WORK INSTRUCTIONS:
Rewrite the listing below as a numbered list without blank lines, and omit the pictures.

RAW DATA:
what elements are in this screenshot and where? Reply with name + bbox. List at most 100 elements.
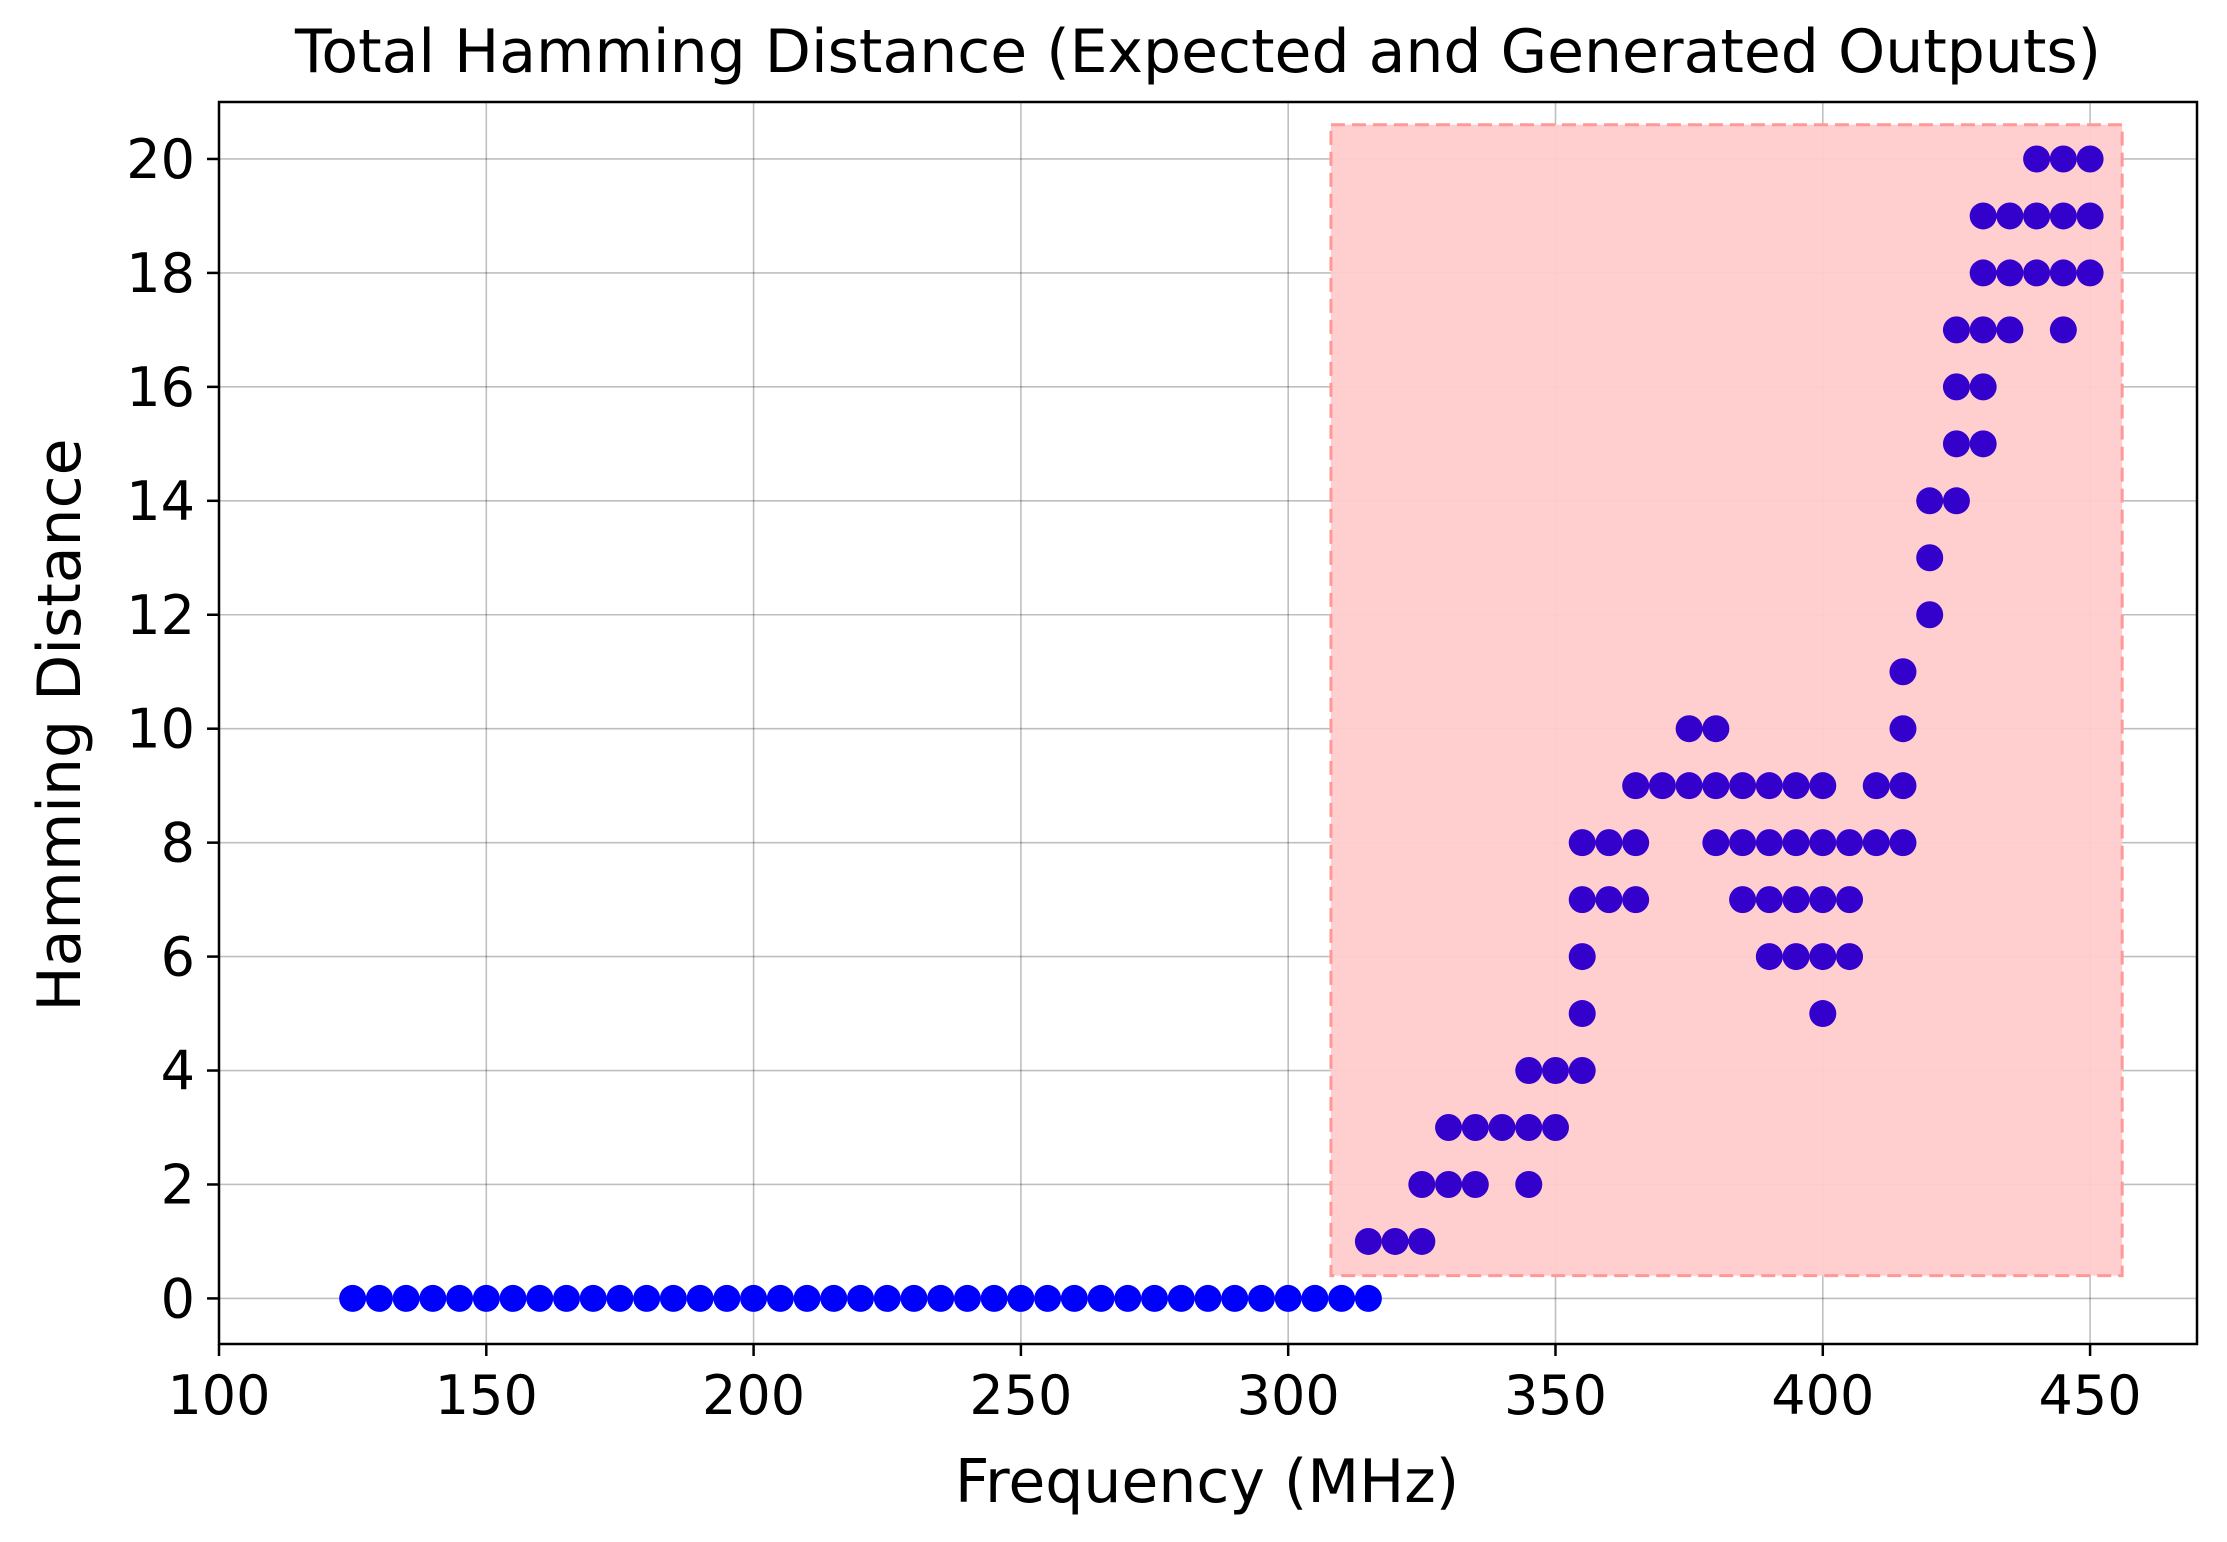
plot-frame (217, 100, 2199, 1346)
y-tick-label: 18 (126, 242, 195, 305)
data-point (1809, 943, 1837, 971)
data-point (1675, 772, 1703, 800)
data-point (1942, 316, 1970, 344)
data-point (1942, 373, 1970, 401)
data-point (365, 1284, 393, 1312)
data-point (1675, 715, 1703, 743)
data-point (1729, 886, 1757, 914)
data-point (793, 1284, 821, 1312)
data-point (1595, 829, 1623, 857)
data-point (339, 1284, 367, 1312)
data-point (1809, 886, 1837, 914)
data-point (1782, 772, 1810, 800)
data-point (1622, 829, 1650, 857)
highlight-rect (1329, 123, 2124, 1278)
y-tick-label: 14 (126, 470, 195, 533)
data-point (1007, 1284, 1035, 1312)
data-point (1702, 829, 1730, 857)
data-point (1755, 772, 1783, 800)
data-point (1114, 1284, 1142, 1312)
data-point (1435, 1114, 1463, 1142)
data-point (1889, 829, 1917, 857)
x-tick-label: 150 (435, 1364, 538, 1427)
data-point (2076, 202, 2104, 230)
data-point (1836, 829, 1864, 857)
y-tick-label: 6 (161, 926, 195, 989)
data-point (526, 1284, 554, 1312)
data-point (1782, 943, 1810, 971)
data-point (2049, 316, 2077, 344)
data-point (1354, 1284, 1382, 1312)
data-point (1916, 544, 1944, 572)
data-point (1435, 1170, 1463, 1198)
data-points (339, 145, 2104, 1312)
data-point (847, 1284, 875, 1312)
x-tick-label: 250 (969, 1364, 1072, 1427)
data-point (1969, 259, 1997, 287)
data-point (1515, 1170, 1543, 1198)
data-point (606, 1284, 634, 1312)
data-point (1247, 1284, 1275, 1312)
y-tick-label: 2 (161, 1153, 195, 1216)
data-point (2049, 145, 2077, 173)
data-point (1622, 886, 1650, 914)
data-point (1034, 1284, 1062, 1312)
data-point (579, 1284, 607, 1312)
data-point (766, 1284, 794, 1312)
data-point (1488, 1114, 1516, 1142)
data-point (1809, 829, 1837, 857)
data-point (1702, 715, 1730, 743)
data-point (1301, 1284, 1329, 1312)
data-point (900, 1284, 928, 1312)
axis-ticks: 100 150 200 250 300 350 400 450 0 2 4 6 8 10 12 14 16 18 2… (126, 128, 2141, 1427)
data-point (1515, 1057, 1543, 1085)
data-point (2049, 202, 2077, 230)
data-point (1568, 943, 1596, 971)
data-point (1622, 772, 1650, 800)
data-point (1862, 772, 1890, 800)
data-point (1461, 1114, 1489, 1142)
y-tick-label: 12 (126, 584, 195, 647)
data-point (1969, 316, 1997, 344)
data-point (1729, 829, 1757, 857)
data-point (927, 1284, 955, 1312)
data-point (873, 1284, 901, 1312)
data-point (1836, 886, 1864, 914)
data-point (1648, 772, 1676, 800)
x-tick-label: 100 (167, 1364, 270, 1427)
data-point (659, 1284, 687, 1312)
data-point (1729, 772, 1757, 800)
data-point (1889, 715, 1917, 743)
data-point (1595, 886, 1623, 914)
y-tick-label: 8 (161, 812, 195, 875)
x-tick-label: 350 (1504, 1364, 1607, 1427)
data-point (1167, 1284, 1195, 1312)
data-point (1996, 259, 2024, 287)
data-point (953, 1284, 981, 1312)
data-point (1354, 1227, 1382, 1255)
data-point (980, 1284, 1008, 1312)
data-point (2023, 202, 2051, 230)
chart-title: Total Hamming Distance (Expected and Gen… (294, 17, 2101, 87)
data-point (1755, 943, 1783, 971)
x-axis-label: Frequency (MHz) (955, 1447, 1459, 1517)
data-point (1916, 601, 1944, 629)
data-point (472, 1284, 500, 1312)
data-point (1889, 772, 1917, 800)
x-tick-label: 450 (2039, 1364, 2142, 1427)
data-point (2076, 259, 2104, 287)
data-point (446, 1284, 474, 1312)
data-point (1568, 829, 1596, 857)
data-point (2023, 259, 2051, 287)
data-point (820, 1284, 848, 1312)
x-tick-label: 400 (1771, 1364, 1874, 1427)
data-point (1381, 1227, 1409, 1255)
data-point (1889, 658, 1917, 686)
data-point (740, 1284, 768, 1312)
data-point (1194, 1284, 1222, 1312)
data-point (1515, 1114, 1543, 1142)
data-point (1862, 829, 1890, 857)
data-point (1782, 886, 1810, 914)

FULL SOLUTION:
1. what elements are in this screenshot and where? Reply with name + bbox. List at most 100 elements.
2. plot-frame (217, 100, 2199, 1346)
3. y-tick-label: 18 (126, 242, 195, 305)
4. data-point (1809, 943, 1837, 971)
5. data-point (1675, 772, 1703, 800)
6. data-point (1942, 316, 1970, 344)
7. data-point (1942, 373, 1970, 401)
8. data-point (365, 1284, 393, 1312)
9. data-point (1675, 715, 1703, 743)
10. data-point (1729, 886, 1757, 914)
11. data-point (793, 1284, 821, 1312)
12. data-point (1595, 829, 1623, 857)
13. data-point (339, 1284, 367, 1312)
14. data-point (1809, 886, 1837, 914)
15. data-point (1782, 772, 1810, 800)
16. data-point (1622, 829, 1650, 857)
17. highlight-rect (1329, 123, 2124, 1278)
18. y-tick-label: 14 (126, 470, 195, 533)
19. data-point (1007, 1284, 1035, 1312)
20. data-point (1702, 829, 1730, 857)
21. data-point (1755, 772, 1783, 800)
22. data-point (1114, 1284, 1142, 1312)
23. data-point (1435, 1114, 1463, 1142)
24. data-point (1889, 829, 1917, 857)
25. x-tick-label: 150 (435, 1364, 538, 1427)
26. data-point (2076, 202, 2104, 230)
27. data-point (1836, 829, 1864, 857)
28. y-tick-label: 6 (161, 926, 195, 989)
29. data-point (526, 1284, 554, 1312)
30. data-point (1782, 943, 1810, 971)
31. data-point (2049, 316, 2077, 344)
32. data-point (1354, 1284, 1382, 1312)
33. data-point (1916, 544, 1944, 572)
34. data-point (1435, 1170, 1463, 1198)
35. data-points (339, 145, 2104, 1312)
36. data-point (847, 1284, 875, 1312)
37. x-tick-label: 250 (969, 1364, 1072, 1427)
38. data-point (1969, 259, 1997, 287)
39. data-point (1515, 1170, 1543, 1198)
40. data-point (606, 1284, 634, 1312)
41. data-point (1247, 1284, 1275, 1312)
42. y-tick-label: 2 (161, 1153, 195, 1216)
43. data-point (2049, 145, 2077, 173)
44. data-point (1622, 886, 1650, 914)
45. data-point (1034, 1284, 1062, 1312)
46. data-point (579, 1284, 607, 1312)
47. data-point (766, 1284, 794, 1312)
48. data-point (1488, 1114, 1516, 1142)
49. data-point (1809, 829, 1837, 857)
50. data-point (1702, 715, 1730, 743)
51. data-point (1301, 1284, 1329, 1312)
52. data-point (900, 1284, 928, 1312)
53. axis-ticks: 100 150 200 250 300 350 400 450 0 2 4 6 8 10 12 14 16 18 2… (126, 128, 2141, 1427)
54. data-point (1515, 1057, 1543, 1085)
55. data-point (2049, 202, 2077, 230)
56. data-point (1568, 943, 1596, 971)
57. data-point (1622, 772, 1650, 800)
58. data-point (1862, 772, 1890, 800)
59. data-point (1461, 1114, 1489, 1142)
60. y-tick-label: 12 (126, 584, 195, 647)
61. data-point (1969, 316, 1997, 344)
62. data-point (1729, 829, 1757, 857)
63. data-point (927, 1284, 955, 1312)
64. data-point (873, 1284, 901, 1312)
65. data-point (1836, 886, 1864, 914)
66. data-point (1648, 772, 1676, 800)
67. x-tick-label: 100 (167, 1364, 270, 1427)
68. data-point (659, 1284, 687, 1312)
69. data-point (1729, 772, 1757, 800)
70. data-point (1889, 715, 1917, 743)
71. data-point (1595, 886, 1623, 914)
72. y-tick-label: 8 (161, 812, 195, 875)
73. x-tick-label: 350 (1504, 1364, 1607, 1427)
74. data-point (1167, 1284, 1195, 1312)
75. data-point (1996, 259, 2024, 287)
76. data-point (953, 1284, 981, 1312)
77. data-point (1354, 1227, 1382, 1255)
78. data-point (980, 1284, 1008, 1312)
79. data-point (2023, 202, 2051, 230)
80. chart-title: Total Hamming Distance (Expected and Gen… (294, 17, 2101, 87)
81. data-point (1755, 943, 1783, 971)
82. x-axis-label: Frequency (MHz) (955, 1447, 1459, 1517)
83. data-point (1916, 601, 1944, 629)
84. data-point (472, 1284, 500, 1312)
85. data-point (1889, 772, 1917, 800)
86. x-tick-label: 450 (2039, 1364, 2142, 1427)
87. data-point (2076, 259, 2104, 287)
88. data-point (446, 1284, 474, 1312)
89. data-point (1568, 829, 1596, 857)
90. data-point (2023, 259, 2051, 287)
91. data-point (820, 1284, 848, 1312)
92. x-tick-label: 400 (1771, 1364, 1874, 1427)
93. data-point (1381, 1227, 1409, 1255)
94. data-point (1889, 658, 1917, 686)
95. data-point (740, 1284, 768, 1312)
96. data-point (1194, 1284, 1222, 1312)
97. data-point (1515, 1114, 1543, 1142)
98. data-point (1862, 829, 1890, 857)
99. data-point (1782, 886, 1810, 914)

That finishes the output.